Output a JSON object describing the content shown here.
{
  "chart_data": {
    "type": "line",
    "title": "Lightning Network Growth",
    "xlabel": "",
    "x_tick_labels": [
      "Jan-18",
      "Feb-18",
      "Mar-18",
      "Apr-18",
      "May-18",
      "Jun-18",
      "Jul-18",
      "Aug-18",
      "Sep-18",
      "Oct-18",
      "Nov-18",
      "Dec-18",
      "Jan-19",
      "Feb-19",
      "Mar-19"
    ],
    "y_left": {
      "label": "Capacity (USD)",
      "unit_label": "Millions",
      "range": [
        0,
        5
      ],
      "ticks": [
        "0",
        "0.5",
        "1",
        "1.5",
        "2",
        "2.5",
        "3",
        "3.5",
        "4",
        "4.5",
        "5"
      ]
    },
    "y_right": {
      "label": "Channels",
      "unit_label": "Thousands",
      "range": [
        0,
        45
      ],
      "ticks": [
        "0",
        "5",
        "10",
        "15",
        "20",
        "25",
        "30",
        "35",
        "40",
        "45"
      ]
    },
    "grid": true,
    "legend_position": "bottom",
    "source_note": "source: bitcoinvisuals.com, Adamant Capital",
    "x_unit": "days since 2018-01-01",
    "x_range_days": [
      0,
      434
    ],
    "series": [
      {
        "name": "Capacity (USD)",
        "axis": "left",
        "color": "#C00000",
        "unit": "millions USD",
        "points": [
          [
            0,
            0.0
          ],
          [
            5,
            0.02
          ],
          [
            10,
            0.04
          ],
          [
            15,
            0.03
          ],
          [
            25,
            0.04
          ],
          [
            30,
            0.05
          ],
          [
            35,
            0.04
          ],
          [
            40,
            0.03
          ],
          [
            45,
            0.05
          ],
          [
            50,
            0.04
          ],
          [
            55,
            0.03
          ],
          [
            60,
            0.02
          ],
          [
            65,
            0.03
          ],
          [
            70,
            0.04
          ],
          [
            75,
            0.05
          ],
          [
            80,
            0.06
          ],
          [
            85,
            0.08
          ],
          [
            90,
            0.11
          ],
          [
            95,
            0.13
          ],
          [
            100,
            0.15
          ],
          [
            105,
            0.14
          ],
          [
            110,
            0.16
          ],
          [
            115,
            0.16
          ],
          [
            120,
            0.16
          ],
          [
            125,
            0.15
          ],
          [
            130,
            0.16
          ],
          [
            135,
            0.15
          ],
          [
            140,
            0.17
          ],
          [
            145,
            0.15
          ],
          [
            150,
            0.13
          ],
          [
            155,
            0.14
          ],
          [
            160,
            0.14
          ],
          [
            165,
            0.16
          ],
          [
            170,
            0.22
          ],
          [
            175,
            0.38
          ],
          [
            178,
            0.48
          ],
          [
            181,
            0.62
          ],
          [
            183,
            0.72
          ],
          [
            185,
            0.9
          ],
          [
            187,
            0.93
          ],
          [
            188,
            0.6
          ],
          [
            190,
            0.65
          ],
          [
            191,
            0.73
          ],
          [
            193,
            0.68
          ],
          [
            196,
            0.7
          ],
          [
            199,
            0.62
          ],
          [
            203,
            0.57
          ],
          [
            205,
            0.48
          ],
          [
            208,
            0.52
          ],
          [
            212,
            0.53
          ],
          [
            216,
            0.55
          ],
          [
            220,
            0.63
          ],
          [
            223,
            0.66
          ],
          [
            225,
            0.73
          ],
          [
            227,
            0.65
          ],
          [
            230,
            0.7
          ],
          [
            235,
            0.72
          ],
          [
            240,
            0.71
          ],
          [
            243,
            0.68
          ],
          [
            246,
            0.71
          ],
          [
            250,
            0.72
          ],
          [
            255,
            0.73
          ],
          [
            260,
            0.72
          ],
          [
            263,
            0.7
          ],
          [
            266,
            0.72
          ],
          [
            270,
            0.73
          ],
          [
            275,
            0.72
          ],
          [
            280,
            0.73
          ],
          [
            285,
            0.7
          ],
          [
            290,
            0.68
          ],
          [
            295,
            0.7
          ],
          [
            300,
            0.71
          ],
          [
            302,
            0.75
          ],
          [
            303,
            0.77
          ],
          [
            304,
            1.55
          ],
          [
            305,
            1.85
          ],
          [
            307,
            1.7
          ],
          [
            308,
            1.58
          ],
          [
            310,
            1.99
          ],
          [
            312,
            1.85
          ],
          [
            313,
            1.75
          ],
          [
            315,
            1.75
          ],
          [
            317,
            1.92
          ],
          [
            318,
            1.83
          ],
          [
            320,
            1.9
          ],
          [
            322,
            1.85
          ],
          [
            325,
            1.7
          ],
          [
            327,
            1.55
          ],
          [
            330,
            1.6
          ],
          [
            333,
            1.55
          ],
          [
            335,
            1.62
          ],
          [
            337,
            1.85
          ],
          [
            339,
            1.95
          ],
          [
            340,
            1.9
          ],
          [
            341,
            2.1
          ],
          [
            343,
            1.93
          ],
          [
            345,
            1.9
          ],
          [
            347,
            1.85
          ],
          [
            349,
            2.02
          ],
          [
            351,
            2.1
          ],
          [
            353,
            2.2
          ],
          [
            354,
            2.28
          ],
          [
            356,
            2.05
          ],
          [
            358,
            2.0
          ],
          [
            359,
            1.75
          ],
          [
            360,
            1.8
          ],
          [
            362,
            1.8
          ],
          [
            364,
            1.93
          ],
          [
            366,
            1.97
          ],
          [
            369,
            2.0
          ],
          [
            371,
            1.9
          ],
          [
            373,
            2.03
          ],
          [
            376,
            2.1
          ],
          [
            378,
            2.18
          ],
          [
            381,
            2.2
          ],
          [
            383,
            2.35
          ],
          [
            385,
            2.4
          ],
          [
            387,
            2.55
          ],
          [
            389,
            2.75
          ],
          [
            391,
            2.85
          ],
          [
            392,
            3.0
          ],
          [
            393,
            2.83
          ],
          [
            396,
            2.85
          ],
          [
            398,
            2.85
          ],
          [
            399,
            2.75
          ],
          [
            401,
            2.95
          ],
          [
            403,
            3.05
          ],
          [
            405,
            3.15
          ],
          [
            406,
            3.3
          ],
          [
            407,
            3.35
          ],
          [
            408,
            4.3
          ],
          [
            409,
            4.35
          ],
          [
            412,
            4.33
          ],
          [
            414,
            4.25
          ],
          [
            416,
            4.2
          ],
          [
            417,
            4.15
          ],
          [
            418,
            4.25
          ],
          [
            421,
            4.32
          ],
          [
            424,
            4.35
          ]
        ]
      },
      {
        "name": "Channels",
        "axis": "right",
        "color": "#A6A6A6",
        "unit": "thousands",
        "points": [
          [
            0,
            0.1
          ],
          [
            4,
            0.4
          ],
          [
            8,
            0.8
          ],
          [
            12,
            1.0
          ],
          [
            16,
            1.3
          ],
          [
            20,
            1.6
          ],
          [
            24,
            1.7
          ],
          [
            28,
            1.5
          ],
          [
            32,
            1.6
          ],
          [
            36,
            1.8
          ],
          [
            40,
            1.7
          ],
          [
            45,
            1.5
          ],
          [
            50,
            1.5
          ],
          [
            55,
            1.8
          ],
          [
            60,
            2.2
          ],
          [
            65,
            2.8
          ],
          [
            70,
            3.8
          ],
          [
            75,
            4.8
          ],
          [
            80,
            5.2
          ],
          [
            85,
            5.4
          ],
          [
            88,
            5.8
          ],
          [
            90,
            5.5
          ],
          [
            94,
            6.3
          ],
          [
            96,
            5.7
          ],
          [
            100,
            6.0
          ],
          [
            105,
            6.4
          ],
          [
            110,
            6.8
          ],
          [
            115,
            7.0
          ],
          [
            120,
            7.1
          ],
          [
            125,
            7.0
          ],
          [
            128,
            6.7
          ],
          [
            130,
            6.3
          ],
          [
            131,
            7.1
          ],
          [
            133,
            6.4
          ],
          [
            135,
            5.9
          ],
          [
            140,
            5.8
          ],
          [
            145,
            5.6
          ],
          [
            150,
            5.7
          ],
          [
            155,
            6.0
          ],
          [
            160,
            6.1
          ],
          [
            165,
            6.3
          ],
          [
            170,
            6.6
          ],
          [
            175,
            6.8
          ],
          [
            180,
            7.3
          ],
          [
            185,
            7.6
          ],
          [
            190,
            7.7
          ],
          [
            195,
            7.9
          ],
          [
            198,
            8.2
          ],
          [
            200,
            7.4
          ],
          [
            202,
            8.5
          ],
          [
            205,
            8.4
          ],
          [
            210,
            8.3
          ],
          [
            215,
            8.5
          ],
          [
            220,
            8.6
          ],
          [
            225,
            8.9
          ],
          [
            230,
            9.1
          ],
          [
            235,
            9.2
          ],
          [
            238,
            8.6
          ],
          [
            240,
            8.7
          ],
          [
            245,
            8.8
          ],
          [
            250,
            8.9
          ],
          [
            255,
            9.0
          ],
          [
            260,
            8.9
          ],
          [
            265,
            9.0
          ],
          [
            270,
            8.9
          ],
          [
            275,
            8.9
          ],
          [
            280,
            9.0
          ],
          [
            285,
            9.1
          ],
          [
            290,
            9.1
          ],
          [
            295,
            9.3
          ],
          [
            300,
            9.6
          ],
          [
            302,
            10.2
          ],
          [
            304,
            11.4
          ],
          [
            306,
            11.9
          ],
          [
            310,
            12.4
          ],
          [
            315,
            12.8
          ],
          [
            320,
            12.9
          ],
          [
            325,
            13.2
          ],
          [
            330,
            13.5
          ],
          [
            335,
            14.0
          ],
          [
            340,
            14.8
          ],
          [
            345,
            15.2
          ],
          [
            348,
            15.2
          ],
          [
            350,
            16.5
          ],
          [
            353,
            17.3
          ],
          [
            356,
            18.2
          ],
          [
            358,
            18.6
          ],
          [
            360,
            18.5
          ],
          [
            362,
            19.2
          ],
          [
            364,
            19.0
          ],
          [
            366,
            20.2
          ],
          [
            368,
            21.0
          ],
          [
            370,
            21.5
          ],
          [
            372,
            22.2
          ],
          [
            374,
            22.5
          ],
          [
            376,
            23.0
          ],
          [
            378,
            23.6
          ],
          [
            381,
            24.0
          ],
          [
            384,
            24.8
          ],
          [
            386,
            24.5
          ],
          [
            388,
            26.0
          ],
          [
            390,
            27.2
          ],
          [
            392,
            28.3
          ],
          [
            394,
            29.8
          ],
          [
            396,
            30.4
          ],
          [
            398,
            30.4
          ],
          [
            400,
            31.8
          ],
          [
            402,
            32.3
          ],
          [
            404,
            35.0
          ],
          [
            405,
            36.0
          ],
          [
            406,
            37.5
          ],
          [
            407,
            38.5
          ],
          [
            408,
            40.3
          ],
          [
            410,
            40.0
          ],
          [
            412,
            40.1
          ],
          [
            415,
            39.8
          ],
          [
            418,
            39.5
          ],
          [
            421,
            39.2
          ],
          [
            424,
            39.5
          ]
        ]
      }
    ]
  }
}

Set problem -
Report how many lines of the records above contain the word "Capacity", giving only the number.

Output of the task -
2